[begin SELECTED PASSAGE]

Re: Alternative XPathFilter - a picture says more... from Christian Geuer-Pollmann on 2002-03-20 (w3c-ietf-xmldsig@w3.org from January to March 2002)

From: Christian Geuer-Pollmann <geuer-pollmann@nue.et-inf.uni-siegen.de>
Date: Wed, 20 Mar 2002 12:41:21 +0100
To: merlin <merlin@baltimore.ie>
Cc: w3c-ietf-xmldsig@w3.org
Message-ID: <8223174.1016628081@pinkpanther>
Hi Merlin,

can you shortly give me a hint where I can find the "tree-based set 
intersect/subtract" model? I only worked with [1] in the past. Maybe I 
missed/overread an important part of the discussion. Is your proposal in 
[2]?

General question: From what I understood, the discussed transforms in [1] 
contain only one single XPath element which can either include or exclude? 
And only one of these Transform ops per Transforms sequence? Maybe that's 
my problem. I want to make include AND exclude operations on a given node 
set (include only the body but exclude the signatures in the body).

[end SELECTED PASSAGE]

▶ **REQUEST A**:
Reproduce word for word the part of the XPathFilter message from "can you shortly" up to and including "include or exclude?".
▶ **REQUEST B**:
In the XPathFilter message, what include and exclude operations does the writer want to perform on a given node set?
The entries after this point are separate material, apart from the XPathFilter message.

[begin DATA SECTION]

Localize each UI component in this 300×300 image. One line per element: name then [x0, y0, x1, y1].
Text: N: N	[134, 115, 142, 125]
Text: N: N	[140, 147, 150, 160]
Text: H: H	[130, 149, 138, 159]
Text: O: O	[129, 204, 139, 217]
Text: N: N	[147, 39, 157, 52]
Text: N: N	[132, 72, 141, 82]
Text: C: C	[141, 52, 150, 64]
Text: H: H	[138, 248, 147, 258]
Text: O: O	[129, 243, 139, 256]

[end DATA SECTION]

▶ **FULL SOLUTION A**:
can you shortly give me a hint where I can find the "tree-based set 
intersect/subtract" model? I only worked with [1] in the past. Maybe I 
missed/overread an important part of the discussion. Is your proposal in 
[2]?

General question: From what I understood, the discussed transforms in [1] 
contain only one single XPath element which can either include or exclude?

▶ **FULL SOLUTION B**:
Include only the body but exclude the signatures in the body.